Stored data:
• • • •

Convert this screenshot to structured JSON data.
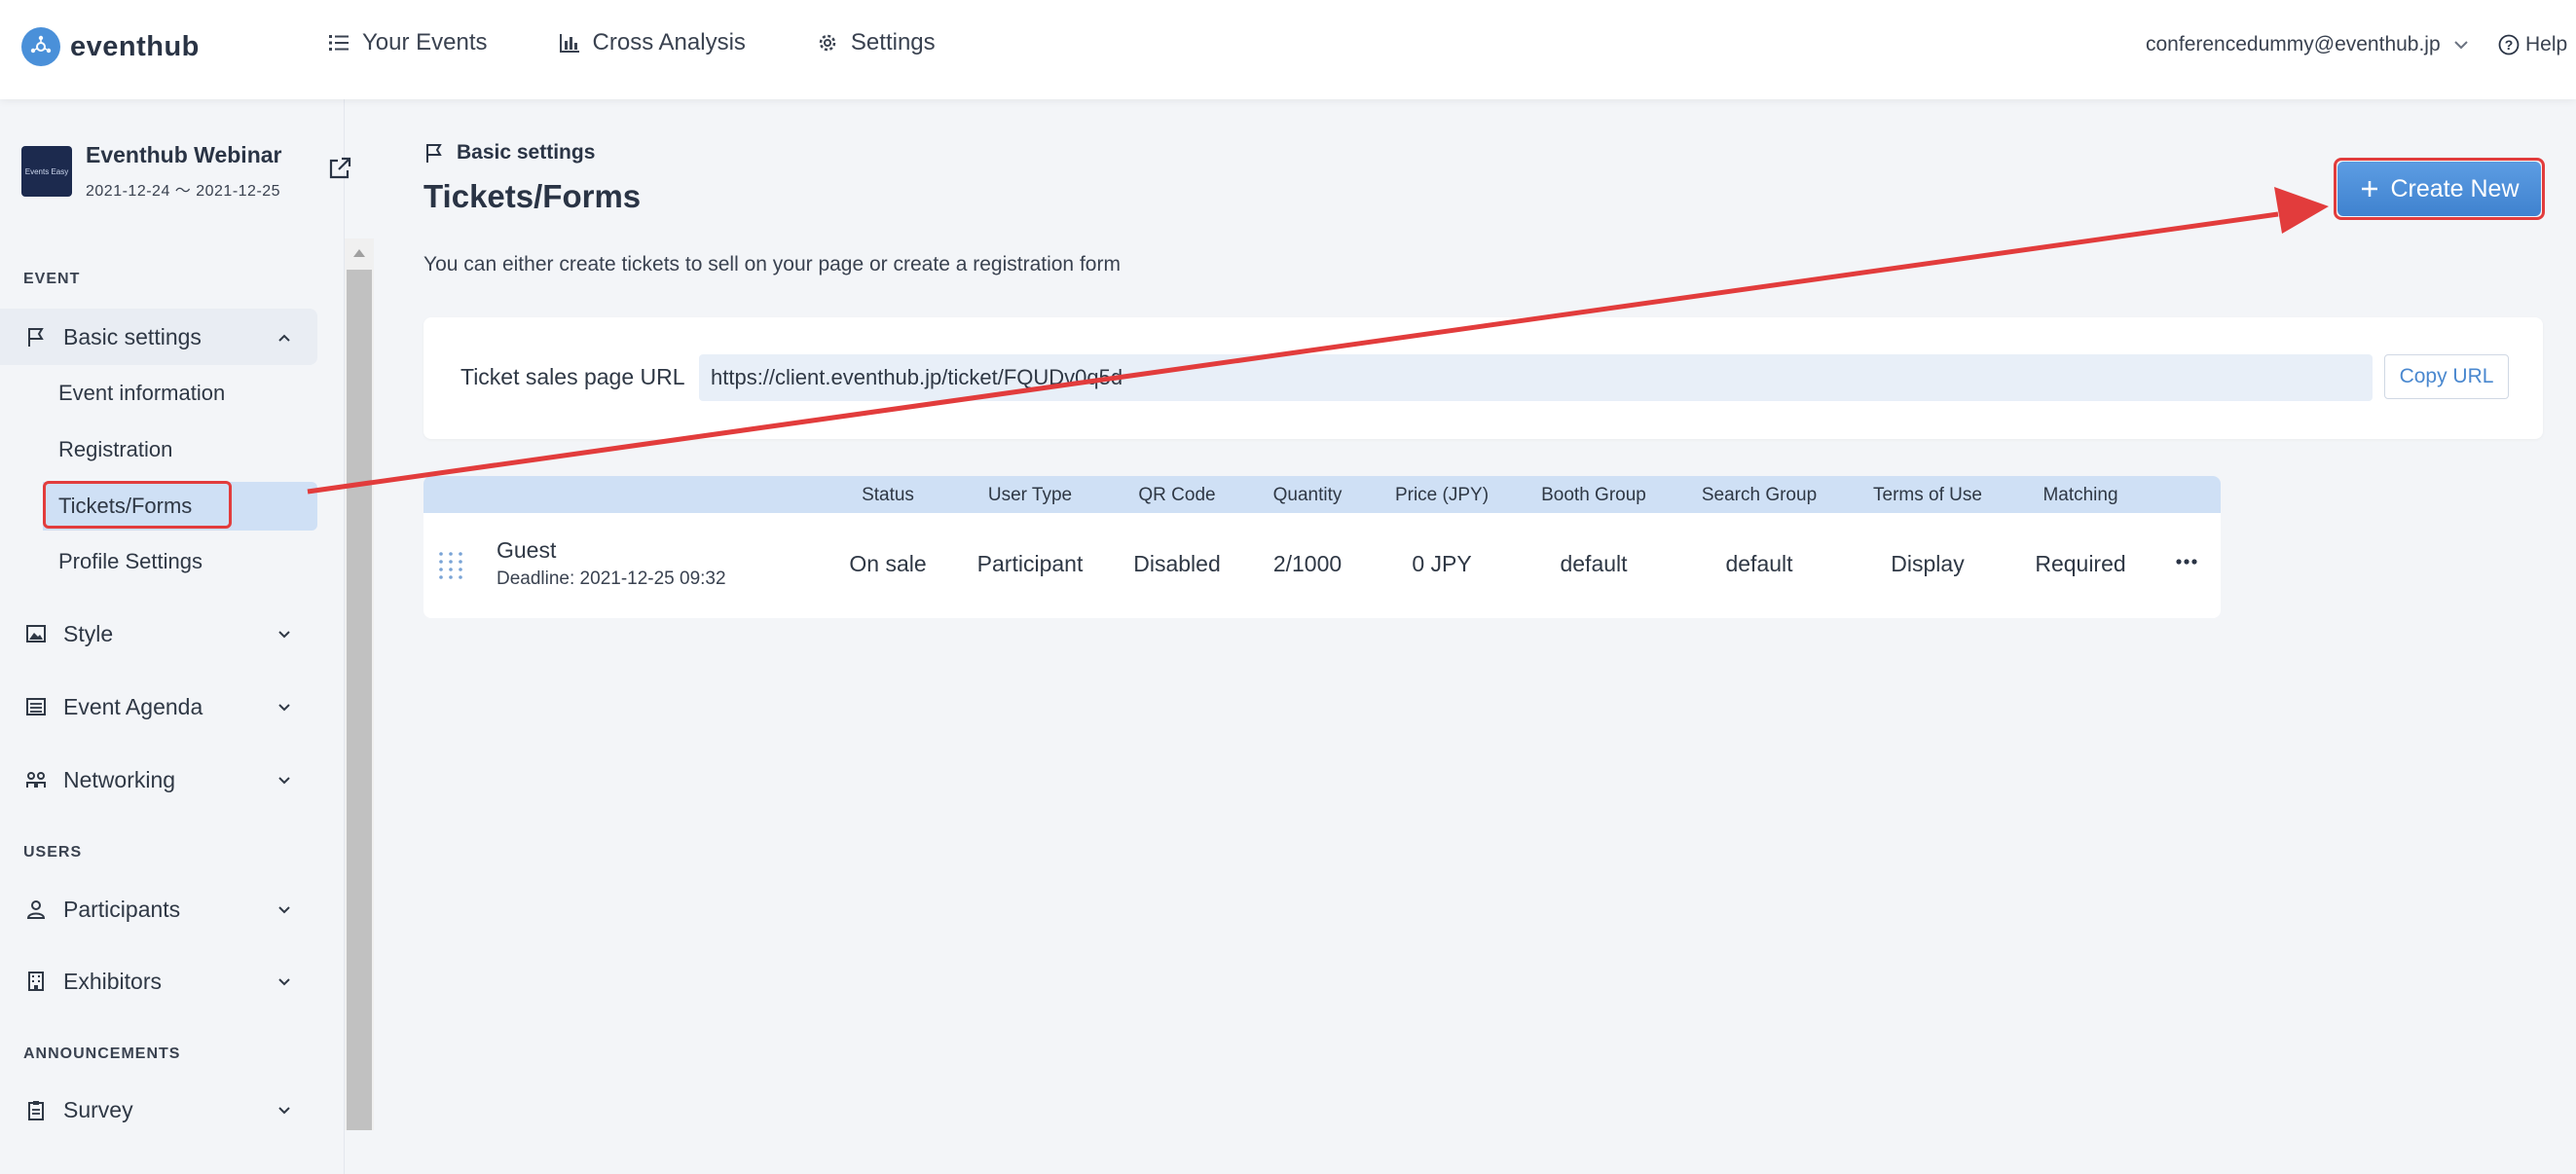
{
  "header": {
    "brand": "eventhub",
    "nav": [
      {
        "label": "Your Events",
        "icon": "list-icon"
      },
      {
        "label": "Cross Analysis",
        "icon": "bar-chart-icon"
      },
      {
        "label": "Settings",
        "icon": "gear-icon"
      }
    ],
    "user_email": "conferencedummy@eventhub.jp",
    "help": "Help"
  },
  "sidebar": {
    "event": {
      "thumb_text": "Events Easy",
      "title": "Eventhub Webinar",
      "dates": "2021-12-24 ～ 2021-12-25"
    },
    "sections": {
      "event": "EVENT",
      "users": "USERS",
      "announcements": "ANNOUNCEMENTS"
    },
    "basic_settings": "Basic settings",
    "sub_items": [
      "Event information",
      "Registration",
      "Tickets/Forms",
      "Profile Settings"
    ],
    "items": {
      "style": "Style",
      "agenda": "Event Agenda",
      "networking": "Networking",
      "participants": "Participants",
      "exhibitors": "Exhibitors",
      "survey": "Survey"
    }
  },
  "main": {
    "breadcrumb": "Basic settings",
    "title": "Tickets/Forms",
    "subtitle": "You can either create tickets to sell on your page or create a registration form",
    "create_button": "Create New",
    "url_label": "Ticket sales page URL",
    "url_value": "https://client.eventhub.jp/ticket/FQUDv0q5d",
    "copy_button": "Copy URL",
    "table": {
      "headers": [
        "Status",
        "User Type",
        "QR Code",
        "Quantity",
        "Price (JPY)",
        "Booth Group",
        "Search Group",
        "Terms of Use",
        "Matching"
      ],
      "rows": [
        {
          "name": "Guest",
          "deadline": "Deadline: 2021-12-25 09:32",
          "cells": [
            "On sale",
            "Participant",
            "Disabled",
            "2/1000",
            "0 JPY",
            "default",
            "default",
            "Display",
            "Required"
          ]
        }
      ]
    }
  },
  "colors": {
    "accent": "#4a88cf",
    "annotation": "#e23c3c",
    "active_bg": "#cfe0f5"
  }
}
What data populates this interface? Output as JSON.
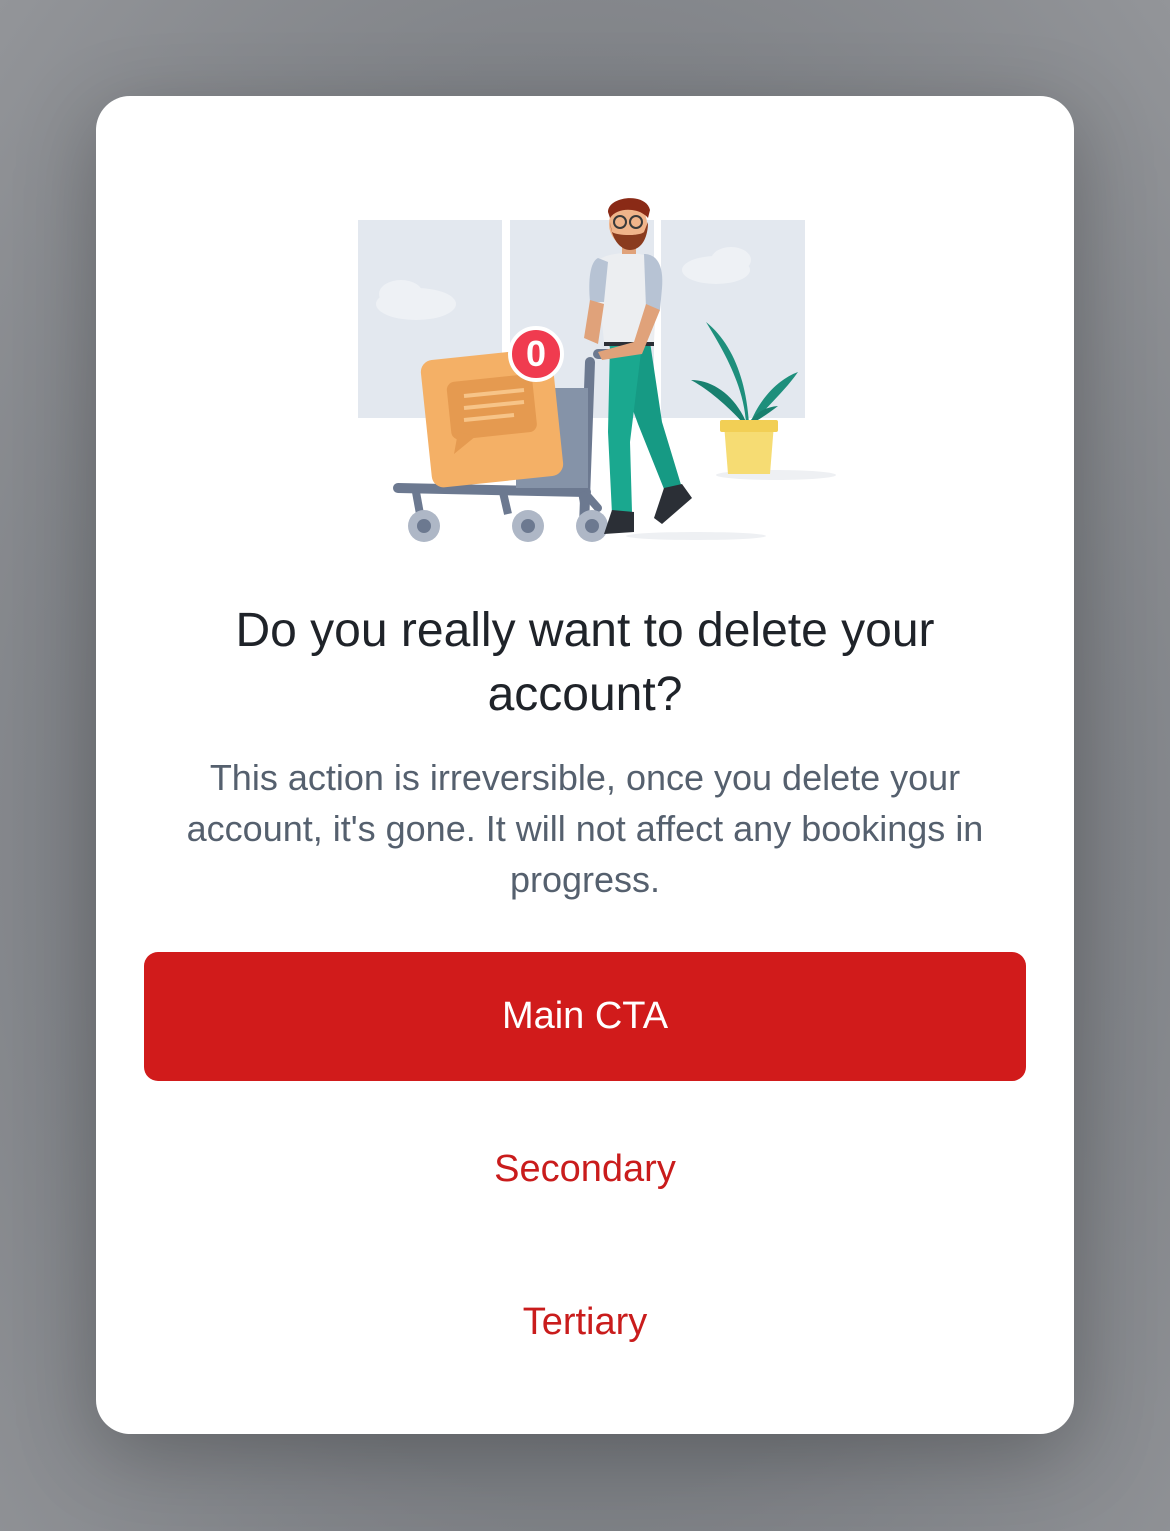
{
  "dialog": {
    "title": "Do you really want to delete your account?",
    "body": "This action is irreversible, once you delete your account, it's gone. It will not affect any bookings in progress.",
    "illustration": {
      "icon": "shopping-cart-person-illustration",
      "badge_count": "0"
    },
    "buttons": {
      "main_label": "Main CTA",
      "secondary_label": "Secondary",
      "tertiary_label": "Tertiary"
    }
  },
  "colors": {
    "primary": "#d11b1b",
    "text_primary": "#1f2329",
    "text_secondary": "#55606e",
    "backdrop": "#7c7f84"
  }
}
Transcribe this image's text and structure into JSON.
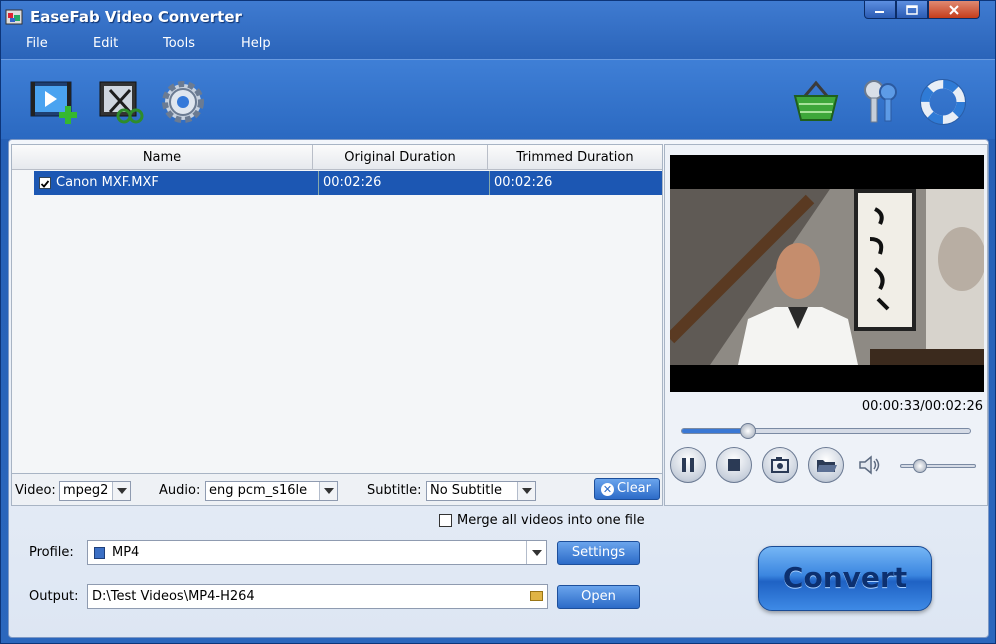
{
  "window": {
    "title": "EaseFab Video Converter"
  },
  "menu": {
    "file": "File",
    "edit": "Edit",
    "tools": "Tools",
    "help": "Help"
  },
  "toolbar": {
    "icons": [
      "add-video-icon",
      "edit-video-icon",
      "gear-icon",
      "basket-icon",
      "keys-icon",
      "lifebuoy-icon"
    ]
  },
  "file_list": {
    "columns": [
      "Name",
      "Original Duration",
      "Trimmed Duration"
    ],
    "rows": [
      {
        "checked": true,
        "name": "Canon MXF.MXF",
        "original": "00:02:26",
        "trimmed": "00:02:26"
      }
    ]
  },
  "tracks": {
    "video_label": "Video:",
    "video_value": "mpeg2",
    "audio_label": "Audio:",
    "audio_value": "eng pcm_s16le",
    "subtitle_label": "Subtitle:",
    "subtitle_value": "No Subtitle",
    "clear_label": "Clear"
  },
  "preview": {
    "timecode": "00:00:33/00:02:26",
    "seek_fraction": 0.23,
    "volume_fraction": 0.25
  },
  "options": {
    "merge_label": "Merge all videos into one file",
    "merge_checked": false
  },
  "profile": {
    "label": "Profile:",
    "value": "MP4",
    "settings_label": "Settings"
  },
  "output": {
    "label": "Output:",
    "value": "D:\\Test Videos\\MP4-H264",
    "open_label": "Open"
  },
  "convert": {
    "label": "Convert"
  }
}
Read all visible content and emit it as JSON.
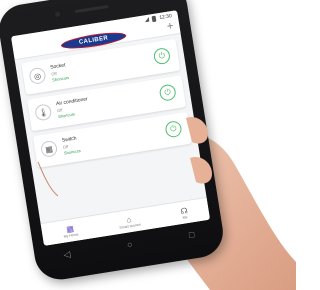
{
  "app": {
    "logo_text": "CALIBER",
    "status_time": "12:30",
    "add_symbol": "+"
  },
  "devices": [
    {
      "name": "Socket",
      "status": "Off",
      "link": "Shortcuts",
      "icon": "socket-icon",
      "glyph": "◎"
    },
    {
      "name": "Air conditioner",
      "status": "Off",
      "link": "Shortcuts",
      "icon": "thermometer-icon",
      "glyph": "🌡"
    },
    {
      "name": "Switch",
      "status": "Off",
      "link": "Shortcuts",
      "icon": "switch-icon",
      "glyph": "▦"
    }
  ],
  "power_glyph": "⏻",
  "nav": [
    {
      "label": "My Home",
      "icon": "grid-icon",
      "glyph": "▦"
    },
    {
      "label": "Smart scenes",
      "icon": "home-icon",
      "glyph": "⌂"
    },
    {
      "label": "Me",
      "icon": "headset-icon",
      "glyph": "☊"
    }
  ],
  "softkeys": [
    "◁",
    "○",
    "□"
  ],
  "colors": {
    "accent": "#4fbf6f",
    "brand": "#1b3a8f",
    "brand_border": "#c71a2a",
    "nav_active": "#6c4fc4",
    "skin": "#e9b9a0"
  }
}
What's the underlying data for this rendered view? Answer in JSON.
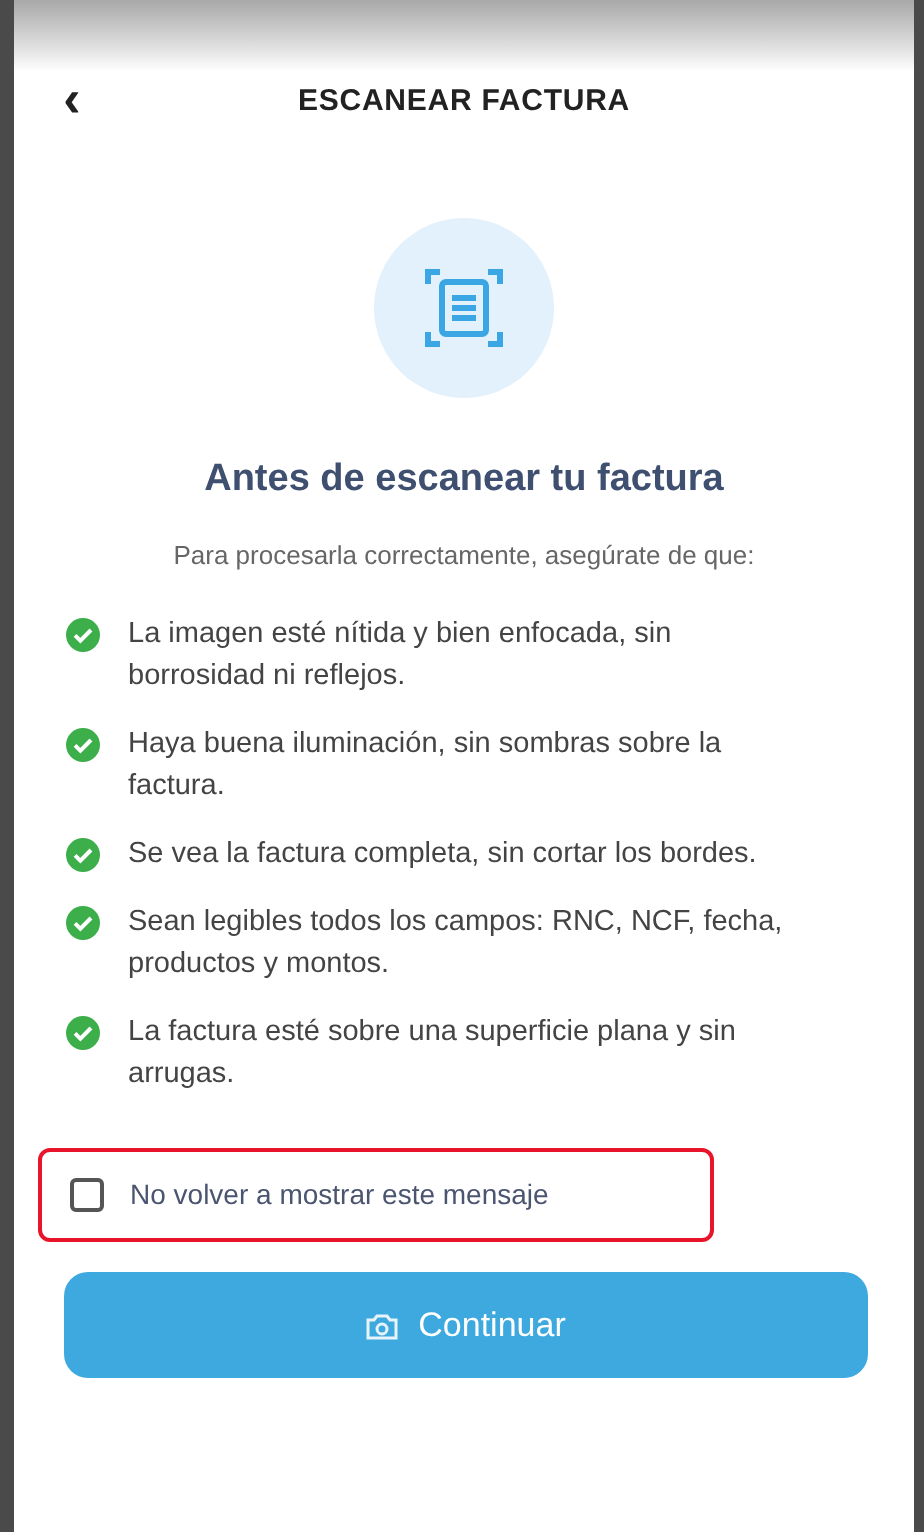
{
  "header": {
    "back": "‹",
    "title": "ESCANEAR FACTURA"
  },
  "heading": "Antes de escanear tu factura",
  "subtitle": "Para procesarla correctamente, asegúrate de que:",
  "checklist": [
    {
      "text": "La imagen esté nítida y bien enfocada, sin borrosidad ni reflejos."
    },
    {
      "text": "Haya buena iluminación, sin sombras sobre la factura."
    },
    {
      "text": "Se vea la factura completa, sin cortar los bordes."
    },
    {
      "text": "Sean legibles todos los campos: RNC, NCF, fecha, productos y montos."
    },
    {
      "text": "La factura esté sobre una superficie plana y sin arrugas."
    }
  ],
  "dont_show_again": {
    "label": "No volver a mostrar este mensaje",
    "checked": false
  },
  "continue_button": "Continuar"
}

• • • •

SET PROBLEM:
From the data above, count the lines where "Basic" occurs and give that figure and nothing else.

FULL ANSWER:
2